>>

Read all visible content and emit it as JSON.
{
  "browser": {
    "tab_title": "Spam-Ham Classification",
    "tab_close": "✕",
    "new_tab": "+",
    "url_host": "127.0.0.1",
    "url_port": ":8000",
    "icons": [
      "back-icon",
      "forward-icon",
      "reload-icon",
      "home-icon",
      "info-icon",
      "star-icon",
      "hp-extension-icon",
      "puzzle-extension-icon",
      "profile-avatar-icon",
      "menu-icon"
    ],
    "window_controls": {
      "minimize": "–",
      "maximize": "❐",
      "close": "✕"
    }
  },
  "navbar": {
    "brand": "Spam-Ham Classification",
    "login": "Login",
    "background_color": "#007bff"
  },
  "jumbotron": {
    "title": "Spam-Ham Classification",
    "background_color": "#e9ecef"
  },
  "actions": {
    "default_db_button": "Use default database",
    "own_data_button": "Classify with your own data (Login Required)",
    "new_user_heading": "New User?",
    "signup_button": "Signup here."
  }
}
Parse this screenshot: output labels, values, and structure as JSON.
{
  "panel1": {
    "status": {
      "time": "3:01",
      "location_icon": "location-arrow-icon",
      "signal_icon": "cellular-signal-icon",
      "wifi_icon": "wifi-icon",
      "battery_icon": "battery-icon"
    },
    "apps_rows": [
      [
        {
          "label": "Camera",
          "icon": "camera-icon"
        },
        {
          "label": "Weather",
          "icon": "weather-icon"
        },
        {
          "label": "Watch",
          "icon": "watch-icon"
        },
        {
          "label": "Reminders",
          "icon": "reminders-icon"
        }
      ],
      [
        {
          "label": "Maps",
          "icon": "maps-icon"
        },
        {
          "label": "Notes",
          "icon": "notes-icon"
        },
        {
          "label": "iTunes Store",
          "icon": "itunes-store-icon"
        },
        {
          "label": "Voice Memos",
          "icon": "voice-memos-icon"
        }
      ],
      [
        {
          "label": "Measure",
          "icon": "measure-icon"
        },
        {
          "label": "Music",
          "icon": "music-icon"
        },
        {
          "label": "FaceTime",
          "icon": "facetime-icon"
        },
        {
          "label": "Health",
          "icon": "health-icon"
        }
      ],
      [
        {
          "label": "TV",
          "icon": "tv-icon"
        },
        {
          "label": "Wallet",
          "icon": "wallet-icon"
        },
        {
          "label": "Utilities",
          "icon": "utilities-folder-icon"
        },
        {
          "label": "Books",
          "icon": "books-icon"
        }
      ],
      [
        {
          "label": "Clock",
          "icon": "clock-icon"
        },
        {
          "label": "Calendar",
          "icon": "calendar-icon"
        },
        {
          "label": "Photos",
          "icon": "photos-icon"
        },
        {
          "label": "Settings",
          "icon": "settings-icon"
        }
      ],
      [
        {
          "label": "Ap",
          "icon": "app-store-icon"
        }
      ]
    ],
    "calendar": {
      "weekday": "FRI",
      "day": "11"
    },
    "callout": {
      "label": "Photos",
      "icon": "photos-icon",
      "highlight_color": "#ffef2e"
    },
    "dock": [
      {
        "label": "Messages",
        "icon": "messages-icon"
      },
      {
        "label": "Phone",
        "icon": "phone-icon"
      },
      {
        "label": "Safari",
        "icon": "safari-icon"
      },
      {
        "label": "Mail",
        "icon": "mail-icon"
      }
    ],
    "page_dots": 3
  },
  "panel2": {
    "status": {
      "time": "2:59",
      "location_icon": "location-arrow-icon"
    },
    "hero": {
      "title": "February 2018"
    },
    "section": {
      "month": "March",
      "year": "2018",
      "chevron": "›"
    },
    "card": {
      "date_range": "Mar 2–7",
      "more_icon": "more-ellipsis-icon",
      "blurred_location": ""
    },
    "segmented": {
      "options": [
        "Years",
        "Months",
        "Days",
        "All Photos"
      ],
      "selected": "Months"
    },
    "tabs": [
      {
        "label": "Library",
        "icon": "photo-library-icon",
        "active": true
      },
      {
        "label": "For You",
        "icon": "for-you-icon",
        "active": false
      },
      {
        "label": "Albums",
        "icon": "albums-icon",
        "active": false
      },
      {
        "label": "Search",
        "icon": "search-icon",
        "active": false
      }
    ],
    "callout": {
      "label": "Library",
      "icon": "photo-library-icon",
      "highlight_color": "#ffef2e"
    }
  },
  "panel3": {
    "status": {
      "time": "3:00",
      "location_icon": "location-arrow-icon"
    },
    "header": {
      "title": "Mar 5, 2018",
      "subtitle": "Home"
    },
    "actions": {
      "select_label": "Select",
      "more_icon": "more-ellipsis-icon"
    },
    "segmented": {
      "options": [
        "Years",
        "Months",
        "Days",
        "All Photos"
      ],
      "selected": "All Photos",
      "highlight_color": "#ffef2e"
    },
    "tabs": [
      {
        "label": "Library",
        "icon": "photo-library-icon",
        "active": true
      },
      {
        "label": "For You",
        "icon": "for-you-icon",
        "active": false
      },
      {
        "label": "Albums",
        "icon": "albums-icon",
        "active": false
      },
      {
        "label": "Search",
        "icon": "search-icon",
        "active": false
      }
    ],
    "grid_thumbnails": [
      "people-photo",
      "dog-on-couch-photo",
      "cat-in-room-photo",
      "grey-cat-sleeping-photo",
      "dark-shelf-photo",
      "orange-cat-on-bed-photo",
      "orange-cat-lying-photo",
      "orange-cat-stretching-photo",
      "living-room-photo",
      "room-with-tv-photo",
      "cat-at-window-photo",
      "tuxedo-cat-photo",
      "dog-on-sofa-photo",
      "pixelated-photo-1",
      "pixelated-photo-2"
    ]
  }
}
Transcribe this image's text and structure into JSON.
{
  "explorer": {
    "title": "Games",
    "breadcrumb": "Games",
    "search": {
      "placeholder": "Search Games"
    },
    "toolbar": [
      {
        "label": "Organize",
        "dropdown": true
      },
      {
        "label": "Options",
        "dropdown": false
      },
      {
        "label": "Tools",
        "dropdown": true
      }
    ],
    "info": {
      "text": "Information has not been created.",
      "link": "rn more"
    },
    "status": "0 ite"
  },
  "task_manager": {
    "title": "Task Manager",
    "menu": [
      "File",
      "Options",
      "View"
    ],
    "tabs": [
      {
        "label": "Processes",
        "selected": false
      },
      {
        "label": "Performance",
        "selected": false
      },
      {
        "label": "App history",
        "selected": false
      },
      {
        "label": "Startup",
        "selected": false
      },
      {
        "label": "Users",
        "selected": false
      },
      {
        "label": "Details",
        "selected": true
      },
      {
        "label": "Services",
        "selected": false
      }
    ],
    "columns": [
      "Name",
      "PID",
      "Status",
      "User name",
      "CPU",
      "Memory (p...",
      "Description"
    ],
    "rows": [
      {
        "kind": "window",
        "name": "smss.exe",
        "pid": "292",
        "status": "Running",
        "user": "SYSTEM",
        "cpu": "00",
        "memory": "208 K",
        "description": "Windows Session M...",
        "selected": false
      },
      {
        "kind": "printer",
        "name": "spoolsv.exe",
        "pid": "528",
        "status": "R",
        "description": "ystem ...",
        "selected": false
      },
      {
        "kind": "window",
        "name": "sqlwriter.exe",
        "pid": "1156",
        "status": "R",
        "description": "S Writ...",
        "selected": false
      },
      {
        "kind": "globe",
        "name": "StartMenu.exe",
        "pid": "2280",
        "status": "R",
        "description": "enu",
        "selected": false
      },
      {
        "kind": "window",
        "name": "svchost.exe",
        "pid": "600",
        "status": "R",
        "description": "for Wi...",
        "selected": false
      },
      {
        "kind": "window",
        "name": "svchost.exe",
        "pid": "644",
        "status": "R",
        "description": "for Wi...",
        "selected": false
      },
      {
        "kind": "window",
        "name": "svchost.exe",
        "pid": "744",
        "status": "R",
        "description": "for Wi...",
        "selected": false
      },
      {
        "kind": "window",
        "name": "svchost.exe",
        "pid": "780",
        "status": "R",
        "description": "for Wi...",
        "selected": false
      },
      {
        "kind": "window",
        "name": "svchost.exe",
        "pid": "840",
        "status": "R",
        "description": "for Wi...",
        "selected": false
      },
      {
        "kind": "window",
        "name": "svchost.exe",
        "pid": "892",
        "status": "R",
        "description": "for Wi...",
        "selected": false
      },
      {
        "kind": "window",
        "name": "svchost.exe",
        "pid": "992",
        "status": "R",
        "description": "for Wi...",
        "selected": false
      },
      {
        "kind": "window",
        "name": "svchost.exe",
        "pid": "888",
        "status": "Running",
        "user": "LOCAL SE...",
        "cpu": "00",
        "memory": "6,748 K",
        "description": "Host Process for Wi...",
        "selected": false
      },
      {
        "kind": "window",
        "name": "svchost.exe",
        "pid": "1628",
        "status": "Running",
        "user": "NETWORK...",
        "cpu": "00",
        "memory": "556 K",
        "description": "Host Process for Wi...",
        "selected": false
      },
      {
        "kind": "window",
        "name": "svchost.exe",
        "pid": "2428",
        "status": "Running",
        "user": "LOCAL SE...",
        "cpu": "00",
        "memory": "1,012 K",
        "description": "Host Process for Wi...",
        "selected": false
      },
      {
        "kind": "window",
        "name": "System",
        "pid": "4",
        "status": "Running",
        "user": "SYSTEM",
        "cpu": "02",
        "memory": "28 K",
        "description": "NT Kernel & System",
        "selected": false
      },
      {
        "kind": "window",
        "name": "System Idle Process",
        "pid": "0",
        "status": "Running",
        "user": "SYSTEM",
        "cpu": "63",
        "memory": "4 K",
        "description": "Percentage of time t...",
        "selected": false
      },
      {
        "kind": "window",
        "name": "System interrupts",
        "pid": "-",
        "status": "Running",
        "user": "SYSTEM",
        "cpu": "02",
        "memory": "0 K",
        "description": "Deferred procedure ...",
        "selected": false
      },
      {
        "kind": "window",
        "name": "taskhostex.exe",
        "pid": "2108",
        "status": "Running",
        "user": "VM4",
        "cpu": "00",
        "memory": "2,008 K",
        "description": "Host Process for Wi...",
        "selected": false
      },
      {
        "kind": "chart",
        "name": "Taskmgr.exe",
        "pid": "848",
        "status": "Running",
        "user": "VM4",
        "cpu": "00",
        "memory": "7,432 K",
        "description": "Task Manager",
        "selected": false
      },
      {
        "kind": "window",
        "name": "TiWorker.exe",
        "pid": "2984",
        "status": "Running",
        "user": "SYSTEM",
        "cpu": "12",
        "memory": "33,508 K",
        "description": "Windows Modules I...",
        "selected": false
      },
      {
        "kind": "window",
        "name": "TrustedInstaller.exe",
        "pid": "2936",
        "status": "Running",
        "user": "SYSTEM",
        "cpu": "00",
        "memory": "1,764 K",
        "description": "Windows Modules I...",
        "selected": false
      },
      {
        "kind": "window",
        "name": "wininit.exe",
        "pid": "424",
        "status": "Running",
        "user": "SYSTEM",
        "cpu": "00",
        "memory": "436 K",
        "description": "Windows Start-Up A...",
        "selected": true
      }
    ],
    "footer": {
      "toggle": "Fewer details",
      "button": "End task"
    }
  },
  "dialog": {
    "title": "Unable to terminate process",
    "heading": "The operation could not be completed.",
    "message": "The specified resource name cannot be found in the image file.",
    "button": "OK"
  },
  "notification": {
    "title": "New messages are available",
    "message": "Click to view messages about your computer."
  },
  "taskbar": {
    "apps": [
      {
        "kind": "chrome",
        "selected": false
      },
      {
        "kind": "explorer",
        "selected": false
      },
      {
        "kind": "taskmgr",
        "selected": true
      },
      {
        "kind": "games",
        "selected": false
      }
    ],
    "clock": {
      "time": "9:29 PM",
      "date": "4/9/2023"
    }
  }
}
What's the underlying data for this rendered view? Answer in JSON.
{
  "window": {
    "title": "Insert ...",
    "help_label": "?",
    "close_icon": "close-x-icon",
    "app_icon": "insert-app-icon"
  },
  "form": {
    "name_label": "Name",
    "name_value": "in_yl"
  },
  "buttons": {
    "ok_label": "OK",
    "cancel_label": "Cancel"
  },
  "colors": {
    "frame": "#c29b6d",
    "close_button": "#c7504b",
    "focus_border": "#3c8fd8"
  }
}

<<

EXERCISE GOAL: Repeat, without changes, every line from the one that contains "What's the underlying" through the final line of the data.

ANSWER IN FULL:
What's the underlying data for this rendered view? Answer in JSON.
{
  "window": {
    "title": "Insert ...",
    "help_label": "?",
    "close_icon": "close-x-icon",
    "app_icon": "insert-app-icon"
  },
  "form": {
    "name_label": "Name",
    "name_value": "in_yl"
  },
  "buttons": {
    "ok_label": "OK",
    "cancel_label": "Cancel"
  },
  "colors": {
    "frame": "#c29b6d",
    "close_button": "#c7504b",
    "focus_border": "#3c8fd8"
  }
}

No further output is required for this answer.